Search the listing below for the string "data" and copy every line where it occurs.

++++++

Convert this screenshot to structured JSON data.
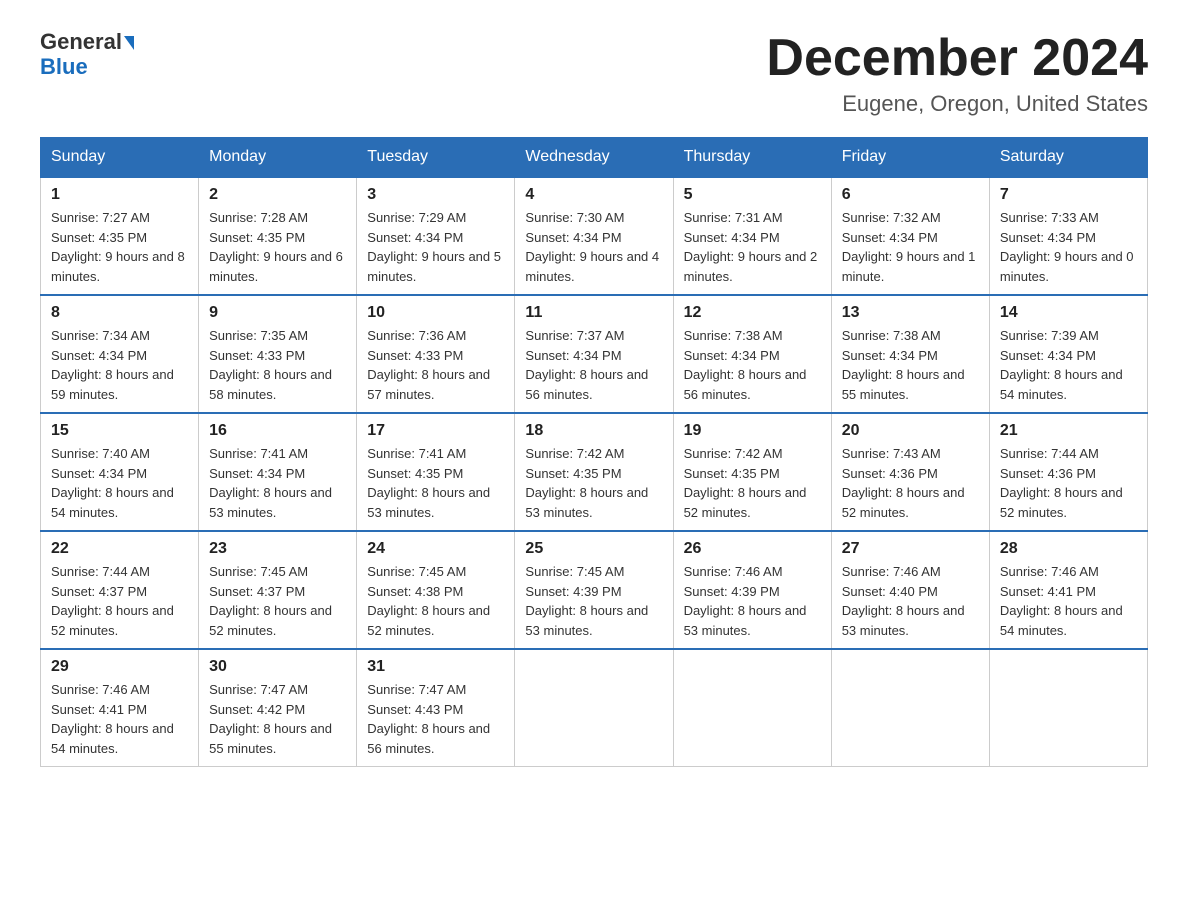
{
  "header": {
    "logo_general": "General",
    "logo_blue": "Blue",
    "month_title": "December 2024",
    "location": "Eugene, Oregon, United States"
  },
  "days_of_week": [
    "Sunday",
    "Monday",
    "Tuesday",
    "Wednesday",
    "Thursday",
    "Friday",
    "Saturday"
  ],
  "weeks": [
    [
      {
        "day": "1",
        "sunrise": "7:27 AM",
        "sunset": "4:35 PM",
        "daylight": "9 hours and 8 minutes."
      },
      {
        "day": "2",
        "sunrise": "7:28 AM",
        "sunset": "4:35 PM",
        "daylight": "9 hours and 6 minutes."
      },
      {
        "day": "3",
        "sunrise": "7:29 AM",
        "sunset": "4:34 PM",
        "daylight": "9 hours and 5 minutes."
      },
      {
        "day": "4",
        "sunrise": "7:30 AM",
        "sunset": "4:34 PM",
        "daylight": "9 hours and 4 minutes."
      },
      {
        "day": "5",
        "sunrise": "7:31 AM",
        "sunset": "4:34 PM",
        "daylight": "9 hours and 2 minutes."
      },
      {
        "day": "6",
        "sunrise": "7:32 AM",
        "sunset": "4:34 PM",
        "daylight": "9 hours and 1 minute."
      },
      {
        "day": "7",
        "sunrise": "7:33 AM",
        "sunset": "4:34 PM",
        "daylight": "9 hours and 0 minutes."
      }
    ],
    [
      {
        "day": "8",
        "sunrise": "7:34 AM",
        "sunset": "4:34 PM",
        "daylight": "8 hours and 59 minutes."
      },
      {
        "day": "9",
        "sunrise": "7:35 AM",
        "sunset": "4:33 PM",
        "daylight": "8 hours and 58 minutes."
      },
      {
        "day": "10",
        "sunrise": "7:36 AM",
        "sunset": "4:33 PM",
        "daylight": "8 hours and 57 minutes."
      },
      {
        "day": "11",
        "sunrise": "7:37 AM",
        "sunset": "4:34 PM",
        "daylight": "8 hours and 56 minutes."
      },
      {
        "day": "12",
        "sunrise": "7:38 AM",
        "sunset": "4:34 PM",
        "daylight": "8 hours and 56 minutes."
      },
      {
        "day": "13",
        "sunrise": "7:38 AM",
        "sunset": "4:34 PM",
        "daylight": "8 hours and 55 minutes."
      },
      {
        "day": "14",
        "sunrise": "7:39 AM",
        "sunset": "4:34 PM",
        "daylight": "8 hours and 54 minutes."
      }
    ],
    [
      {
        "day": "15",
        "sunrise": "7:40 AM",
        "sunset": "4:34 PM",
        "daylight": "8 hours and 54 minutes."
      },
      {
        "day": "16",
        "sunrise": "7:41 AM",
        "sunset": "4:34 PM",
        "daylight": "8 hours and 53 minutes."
      },
      {
        "day": "17",
        "sunrise": "7:41 AM",
        "sunset": "4:35 PM",
        "daylight": "8 hours and 53 minutes."
      },
      {
        "day": "18",
        "sunrise": "7:42 AM",
        "sunset": "4:35 PM",
        "daylight": "8 hours and 53 minutes."
      },
      {
        "day": "19",
        "sunrise": "7:42 AM",
        "sunset": "4:35 PM",
        "daylight": "8 hours and 52 minutes."
      },
      {
        "day": "20",
        "sunrise": "7:43 AM",
        "sunset": "4:36 PM",
        "daylight": "8 hours and 52 minutes."
      },
      {
        "day": "21",
        "sunrise": "7:44 AM",
        "sunset": "4:36 PM",
        "daylight": "8 hours and 52 minutes."
      }
    ],
    [
      {
        "day": "22",
        "sunrise": "7:44 AM",
        "sunset": "4:37 PM",
        "daylight": "8 hours and 52 minutes."
      },
      {
        "day": "23",
        "sunrise": "7:45 AM",
        "sunset": "4:37 PM",
        "daylight": "8 hours and 52 minutes."
      },
      {
        "day": "24",
        "sunrise": "7:45 AM",
        "sunset": "4:38 PM",
        "daylight": "8 hours and 52 minutes."
      },
      {
        "day": "25",
        "sunrise": "7:45 AM",
        "sunset": "4:39 PM",
        "daylight": "8 hours and 53 minutes."
      },
      {
        "day": "26",
        "sunrise": "7:46 AM",
        "sunset": "4:39 PM",
        "daylight": "8 hours and 53 minutes."
      },
      {
        "day": "27",
        "sunrise": "7:46 AM",
        "sunset": "4:40 PM",
        "daylight": "8 hours and 53 minutes."
      },
      {
        "day": "28",
        "sunrise": "7:46 AM",
        "sunset": "4:41 PM",
        "daylight": "8 hours and 54 minutes."
      }
    ],
    [
      {
        "day": "29",
        "sunrise": "7:46 AM",
        "sunset": "4:41 PM",
        "daylight": "8 hours and 54 minutes."
      },
      {
        "day": "30",
        "sunrise": "7:47 AM",
        "sunset": "4:42 PM",
        "daylight": "8 hours and 55 minutes."
      },
      {
        "day": "31",
        "sunrise": "7:47 AM",
        "sunset": "4:43 PM",
        "daylight": "8 hours and 56 minutes."
      },
      null,
      null,
      null,
      null
    ]
  ],
  "labels": {
    "sunrise": "Sunrise: ",
    "sunset": "Sunset: ",
    "daylight": "Daylight: "
  }
}
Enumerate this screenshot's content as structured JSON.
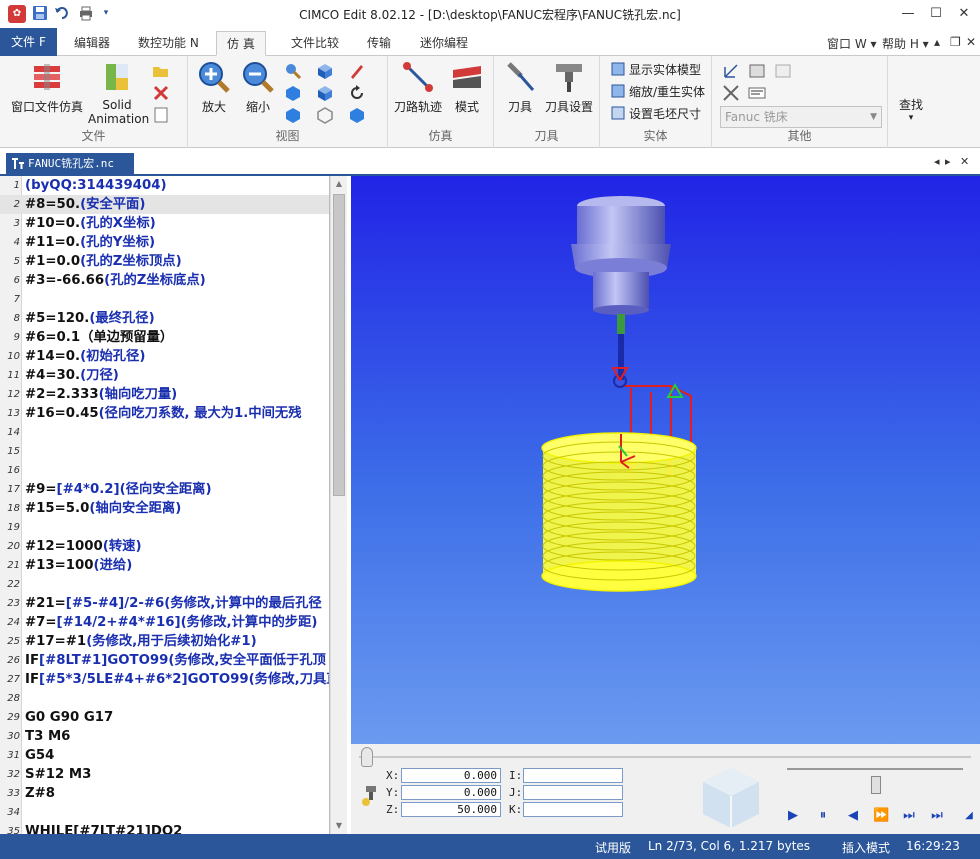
{
  "titlebar": {
    "title": "CIMCO Edit 8.02.12 - [D:\\desktop\\FANUC宏程序\\FANUC铣孔宏.nc]",
    "app_icon": "cimco-logo-icon"
  },
  "ribbon_tabs": {
    "file": "文件 F",
    "items": [
      "编辑器",
      "数控功能 N",
      "仿 真",
      "文件比较",
      "传输",
      "迷你编程"
    ],
    "active_index": 2,
    "right_window": "窗口 W",
    "right_help": "帮助 H"
  },
  "groups": {
    "file": {
      "label": "文件",
      "window_sim": "窗口文件仿真",
      "solid_line1": "Solid",
      "solid_line2": "Animation"
    },
    "view": {
      "label": "视图",
      "zoom_in": "放大",
      "zoom_out": "缩小"
    },
    "sim": {
      "label": "仿真",
      "toolpath": "刀路轨迹",
      "mode": "模式"
    },
    "tool": {
      "label": "刀具",
      "tool": "刀具",
      "tool_setup": "刀具设置"
    },
    "solid": {
      "label": "实体",
      "show_model": "显示实体模型",
      "zoom_regen": "缩放/重生实体",
      "set_stock": "设置毛坯尺寸"
    },
    "other": {
      "label": "其他",
      "machine": "Fanuc 铣床"
    },
    "find": {
      "label": "查找"
    }
  },
  "document": {
    "tab_label": "FANUC铣孔宏.nc"
  },
  "editor": {
    "lines": [
      {
        "no": "1",
        "code": "(byQQ:314439404)",
        "color": "blue"
      },
      {
        "no": "2",
        "code": "#8=50.(安全平面)",
        "color": "mixed",
        "hl": true
      },
      {
        "no": "3",
        "code": "#10=0.(孔的X坐标)",
        "color": "mixed"
      },
      {
        "no": "4",
        "code": "#11=0.(孔的Y坐标)",
        "color": "mixed"
      },
      {
        "no": "5",
        "code": "#1=0.0(孔的Z坐标顶点)",
        "color": "mixed"
      },
      {
        "no": "6",
        "code": "#3=-66.66(孔的Z坐标底点)",
        "color": "mixed"
      },
      {
        "no": "7",
        "code": "",
        "color": "black"
      },
      {
        "no": "8",
        "code": "#5=120.(最终孔径)",
        "color": "mixed"
      },
      {
        "no": "9",
        "code": "#6=0.1（单边预留量）",
        "color": "black"
      },
      {
        "no": "10",
        "code": "#14=0.(初始孔径)",
        "color": "mixed"
      },
      {
        "no": "11",
        "code": "#4=30.(刀径)",
        "color": "mixed"
      },
      {
        "no": "12",
        "code": "#2=2.333(轴向吃刀量)",
        "color": "mixed"
      },
      {
        "no": "13",
        "code": "#16=0.45(径向吃刀系数, 最大为1.中间无残",
        "color": "mixed"
      },
      {
        "no": "14",
        "code": "",
        "color": "black"
      },
      {
        "no": "15",
        "code": "",
        "color": "black"
      },
      {
        "no": "16",
        "code": "",
        "color": "black"
      },
      {
        "no": "17",
        "code": "#9=[#4*0.2](径向安全距离)",
        "color": "mixed"
      },
      {
        "no": "18",
        "code": "#15=5.0(轴向安全距离)",
        "color": "mixed"
      },
      {
        "no": "19",
        "code": "",
        "color": "black"
      },
      {
        "no": "20",
        "code": "#12=1000(转速)",
        "color": "mixed"
      },
      {
        "no": "21",
        "code": "#13=100(进给)",
        "color": "mixed"
      },
      {
        "no": "22",
        "code": "",
        "color": "black"
      },
      {
        "no": "23",
        "code": "#21=[#5-#4]/2-#6(务修改,计算中的最后孔径",
        "color": "mixed"
      },
      {
        "no": "24",
        "code": "#7=[#14/2+#4*#16](务修改,计算中的步距)",
        "color": "mixed"
      },
      {
        "no": "25",
        "code": "#17=#1(务修改,用于后续初始化#1)",
        "color": "mixed"
      },
      {
        "no": "26",
        "code": "IF[#8LT#1]GOTO99(务修改,安全平面低于孔顶",
        "color": "mixed"
      },
      {
        "no": "27",
        "code": "IF[#5*3/5LE#4+#6*2]GOTO99(务修改,刀具直",
        "color": "mixed"
      },
      {
        "no": "28",
        "code": "",
        "color": "black"
      },
      {
        "no": "29",
        "code": "G0 G90 G17",
        "color": "black"
      },
      {
        "no": "30",
        "code": "T3 M6",
        "color": "black"
      },
      {
        "no": "31",
        "code": "G54",
        "color": "black"
      },
      {
        "no": "32",
        "code": "S#12 M3",
        "color": "black"
      },
      {
        "no": "33",
        "code": "Z#8",
        "color": "black"
      },
      {
        "no": "34",
        "code": "",
        "color": "black"
      },
      {
        "no": "35",
        "code": "WHILE[#7LT#21]DO2",
        "color": "black"
      }
    ]
  },
  "coords": {
    "x_label": "X:",
    "x": "0.000",
    "y_label": "Y:",
    "y": "0.000",
    "z_label": "Z:",
    "z": "50.000",
    "i_label": "I:",
    "i": "",
    "j_label": "J:",
    "j": "",
    "k_label": "K:",
    "k": ""
  },
  "statusbar": {
    "mode": "试用版",
    "position": "Ln 2/73, Col 6, 1.217 bytes",
    "insert": "插入模式",
    "time": "16:29:23"
  },
  "colors": {
    "accent": "#2b579a",
    "code_blue": "#1a2fb0",
    "stock_yellow": "#ffff33",
    "viewport_bg": "#2f4be6"
  }
}
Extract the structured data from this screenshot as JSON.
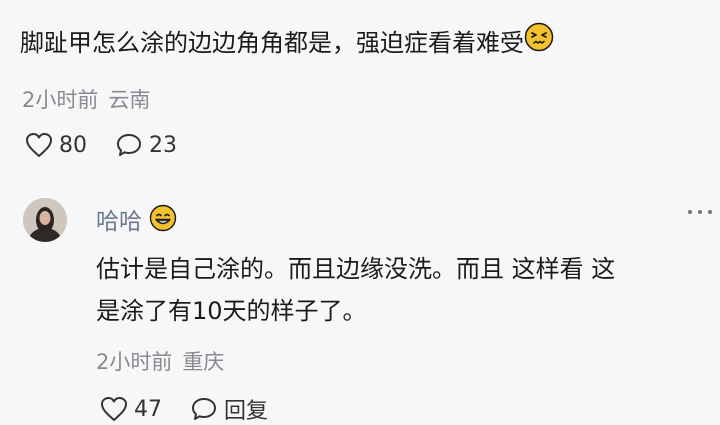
{
  "comment": {
    "text": "脚趾甲怎么涂的边边角角都是，强迫症看着难受",
    "emoji": "persevering-face-emoji",
    "time": "2小时前",
    "location": "云南",
    "likes": "80",
    "replies": "23"
  },
  "reply": {
    "author": "哈哈",
    "author_emoji": "grinning-face-emoji",
    "line1": "估计是自己涂的。而且边缘没洗。而且 这样看 这",
    "line2": "是涂了有10天的样子了。",
    "time": "2小时前",
    "location": "重庆",
    "likes": "47",
    "reply_label": "回复"
  },
  "colors": {
    "background": "#f7f7f9",
    "meta_text": "#8a8a8e",
    "author_name": "#6b7a8f",
    "emoji_yellow": "#f3c12d"
  }
}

++++++

__Solution to this task__.
Convert this screenshot to structured JSON data.
Extract the structured data from this screenshot as JSON.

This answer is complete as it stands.